[WHAT YOU ARE ASKED TO DO]: Could you repeat the records below exactly, leaving out any pictures?
★ ★ ★ ★
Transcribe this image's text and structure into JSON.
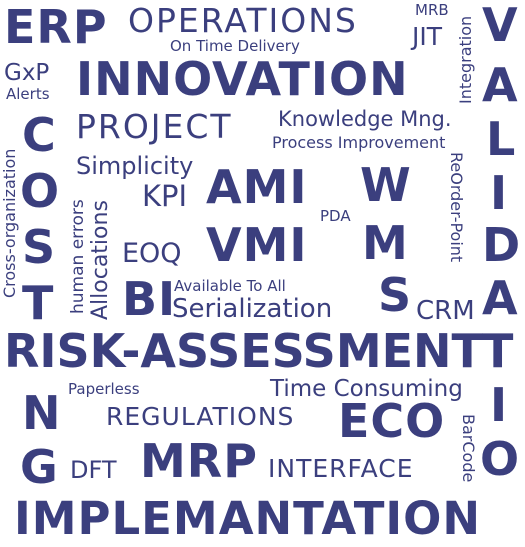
{
  "theme": {
    "text_color": "#3b3f7e",
    "background": "#ffffff"
  },
  "words": {
    "erp": "ERP",
    "operations": "OPERATIONS",
    "mrb": "MRB",
    "jit": "JIT",
    "on_time_delivery": "On Time Delivery",
    "gxp": "GxP",
    "alerts": "Alerts",
    "innovation": "INNOVATION",
    "integration": "Integration",
    "valida_letters": [
      "V",
      "A",
      "L",
      "I",
      "D",
      "A",
      "T",
      "I",
      "O"
    ],
    "cross_organization": "Cross-organization",
    "cost_letters": [
      "C",
      "O",
      "S",
      "T",
      "I",
      "N",
      "G"
    ],
    "project": "PROJECT",
    "knowledge_mng": "Knowledge Mng.",
    "process_improvement": "Process Improvement",
    "simplicity": "Simplicity",
    "reorder_point": "ReOrder-Point",
    "kpi": "KPI",
    "ami": "AMI",
    "w": "W",
    "m": "M",
    "s": "S",
    "pda": "PDA",
    "human_errors": "human errors",
    "allocations": "Allocations",
    "eoq": "EOQ",
    "vmi": "VMI",
    "bi": "BI",
    "available_to_all": "Available To All",
    "serialization": "Serialization",
    "crm": "CRM",
    "risk_assessment": "RISK-ASSESSMENT",
    "paperless": "Paperless",
    "time_consuming": "Time Consuming",
    "regulations": "REGULATIONS",
    "eco": "ECO",
    "barcode": "BarCode",
    "dft": "DFT",
    "mrp": "MRP",
    "interface": "INTERFACE",
    "implementation": "IMPLEMANTATION"
  }
}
★ ★ ★ ★
[WRITTEN RESPONSE]:
Transcribe this image's text and structure into JSON.
{
  "theme": {
    "text_color": "#3b3f7e",
    "background": "#ffffff"
  },
  "words": {
    "erp": "ERP",
    "operations": "OPERATIONS",
    "mrb": "MRB",
    "jit": "JIT",
    "on_time_delivery": "On Time Delivery",
    "gxp": "GxP",
    "alerts": "Alerts",
    "innovation": "INNOVATION",
    "integration": "Integration",
    "valida_letters": [
      "V",
      "A",
      "L",
      "I",
      "D",
      "A",
      "T",
      "I",
      "O"
    ],
    "cross_organization": "Cross-organization",
    "cost_letters": [
      "C",
      "O",
      "S",
      "T",
      "I",
      "N",
      "G"
    ],
    "project": "PROJECT",
    "knowledge_mng": "Knowledge Mng.",
    "process_improvement": "Process Improvement",
    "simplicity": "Simplicity",
    "reorder_point": "ReOrder-Point",
    "kpi": "KPI",
    "ami": "AMI",
    "w": "W",
    "m": "M",
    "s": "S",
    "pda": "PDA",
    "human_errors": "human errors",
    "allocations": "Allocations",
    "eoq": "EOQ",
    "vmi": "VMI",
    "bi": "BI",
    "available_to_all": "Available To All",
    "serialization": "Serialization",
    "crm": "CRM",
    "risk_assessment": "RISK-ASSESSMENT",
    "paperless": "Paperless",
    "time_consuming": "Time Consuming",
    "regulations": "REGULATIONS",
    "eco": "ECO",
    "barcode": "BarCode",
    "dft": "DFT",
    "mrp": "MRP",
    "interface": "INTERFACE",
    "implementation": "IMPLEMANTATION"
  }
}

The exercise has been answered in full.